Your task ▸ Answer with a single number: how many lines in the listing below include "Identity"?

**** Exercise inputs

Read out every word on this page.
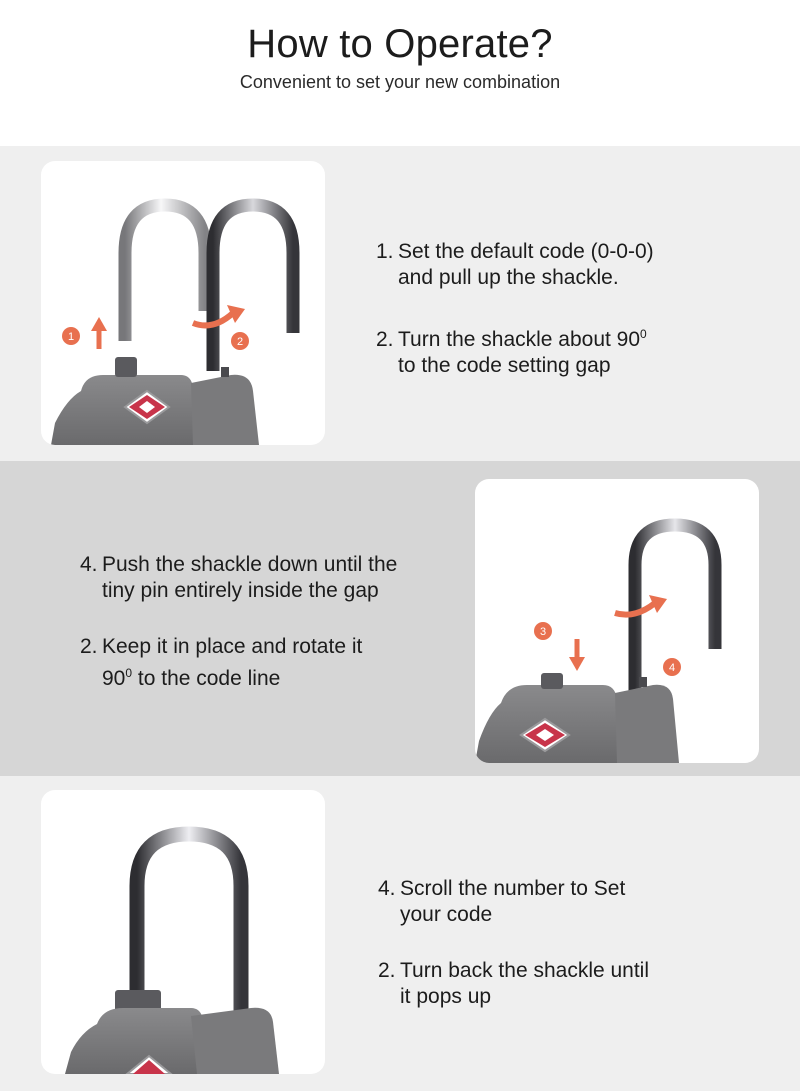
How to Operate?

Convenient to set your new combination

1	2

1. Set the default code (0-0-0)
and pull up the shackle.

2. Turn the shackle about $90^0$
to the code setting gap

4. Push the shackle down until the
tiny pin entirely inside the gap

2. Keep it in place and rotate it
$90^0$ to the code line

3
4

4. Scroll the number to Set
your code

2. Turn back the shackle until
it pops up
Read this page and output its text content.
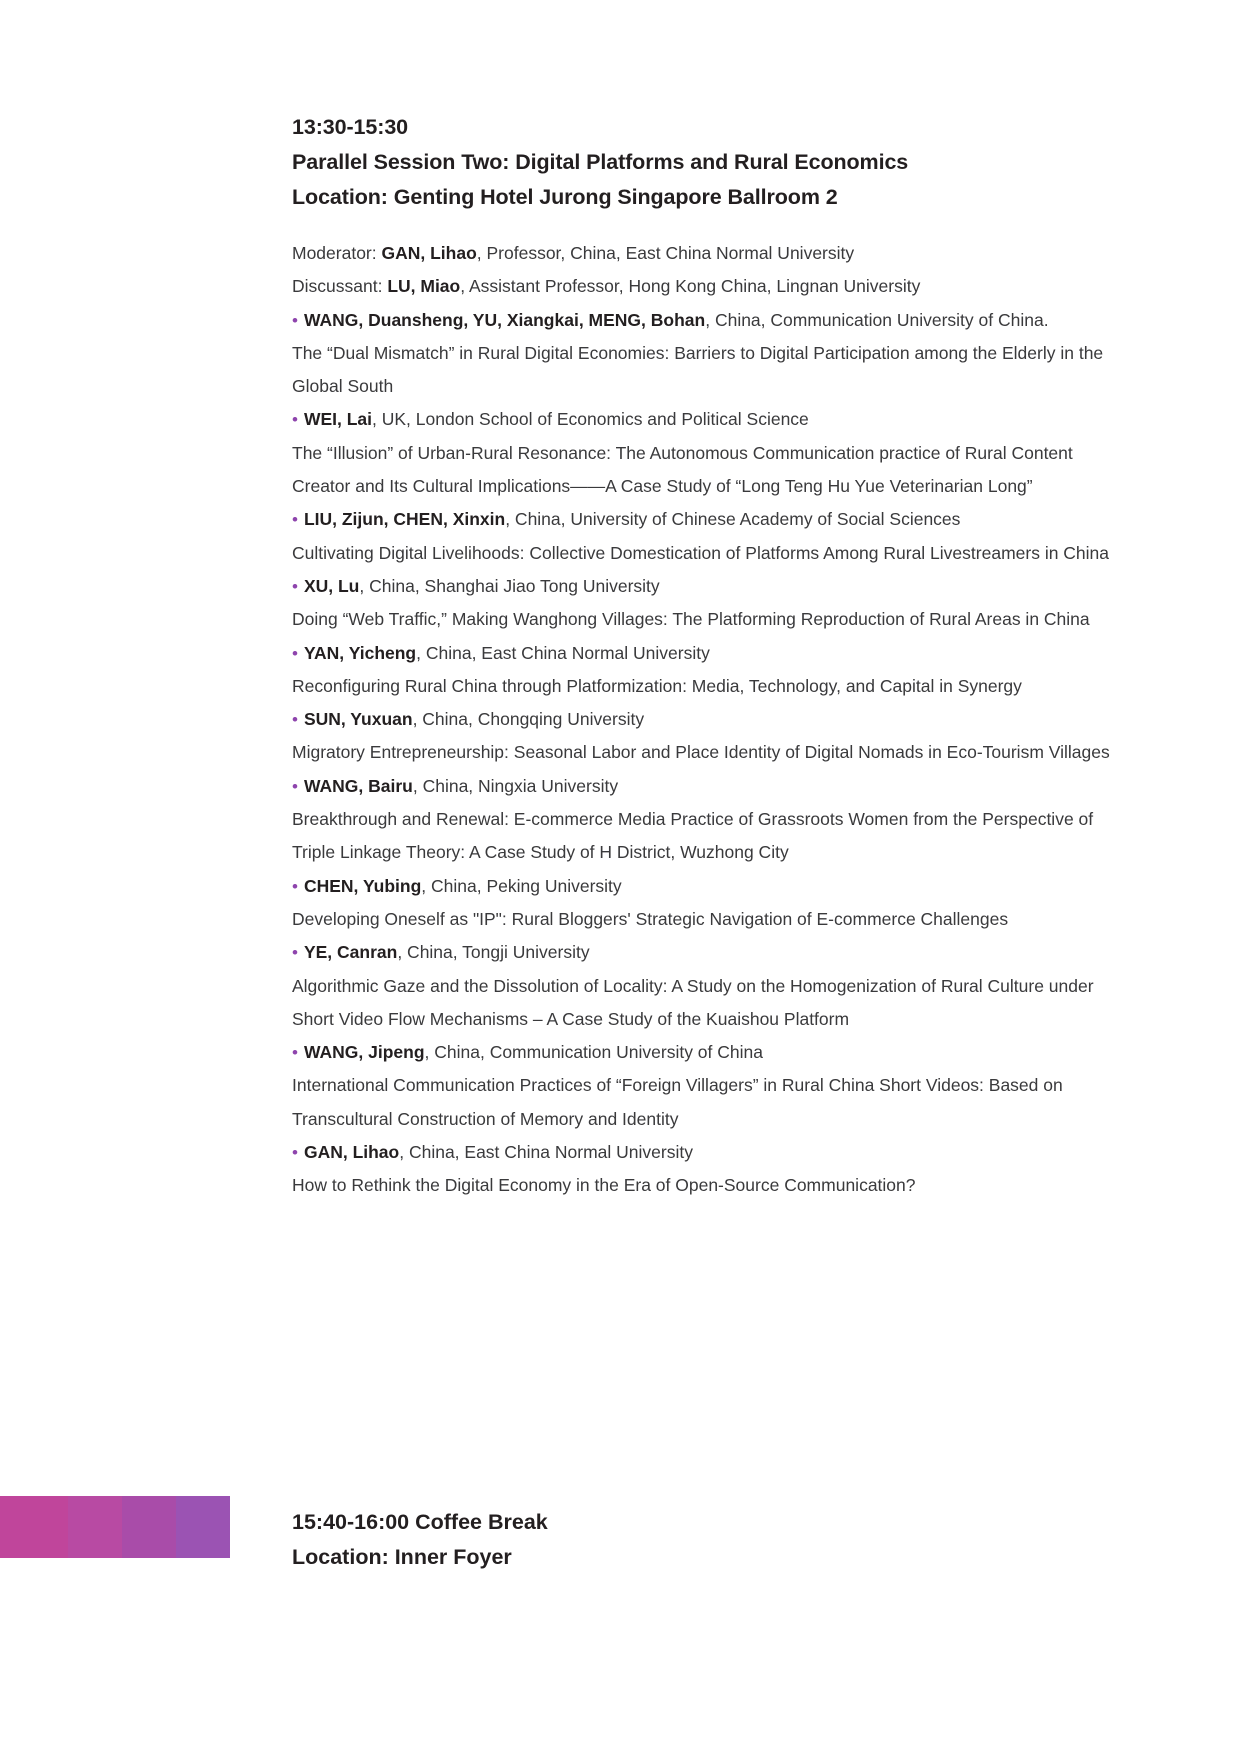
13:30-15:30
Parallel Session Two: Digital Platforms and Rural Economics
Location: Genting Hotel Jurong Singapore Ballroom 2
Moderator: GAN, Lihao, Professor, China, East China Normal University
Discussant: LU, Miao, Assistant Professor, Hong Kong China, Lingnan University
• WANG, Duansheng, YU, Xiangkai, MENG, Bohan, China, Communication University of China.
The “Dual Mismatch” in Rural Digital Economies: Barriers to Digital Participation among the Elderly in the Global South
• WEI, Lai, UK, London School of Economics and Political Science
The “Illusion” of Urban-Rural Resonance: The Autonomous Communication practice of Rural Content Creator and Its Cultural Implications——A Case Study of “Long Teng Hu Yue Veterinarian Long”
• LIU, Zijun, CHEN, Xinxin, China, University of Chinese Academy of Social Sciences
Cultivating Digital Livelihoods: Collective Domestication of Platforms Among Rural Livestreamers in China
• XU, Lu, China, Shanghai Jiao Tong University
Doing “Web Traffic,” Making Wanghong Villages: The Platforming Reproduction of Rural Areas in China
• YAN, Yicheng, China, East China Normal University
Reconfiguring Rural China through Platformization: Media, Technology, and Capital in Synergy
• SUN, Yuxuan, China, Chongqing University
Migratory Entrepreneurship: Seasonal Labor and Place Identity of Digital Nomads in Eco-Tourism Villages
• WANG, Bairu, China, Ningxia University
Breakthrough and Renewal: E-commerce Media Practice of Grassroots Women from the Perspective of Triple Linkage Theory: A Case Study of H District, Wuzhong City
• CHEN, Yubing, China, Peking University
Developing Oneself as "IP": Rural Bloggers' Strategic Navigation of E-commerce Challenges
• YE, Canran, China, Tongji University
Algorithmic Gaze and the Dissolution of Locality: A Study on the Homogenization of Rural Culture under Short Video Flow Mechanisms – A Case Study of the Kuaishou Platform
• WANG, Jipeng, China, Communication University of China
International Communication Practices of “Foreign Villagers” in Rural China Short Videos: Based on Transcultural Construction of Memory and Identity
• GAN, Lihao, China, East China Normal University
How to Rethink the Digital Economy in the Era of Open-Source Communication?
15:40-16:00 Coffee Break
Location: Inner Foyer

********

Output for this exercise ▸ 2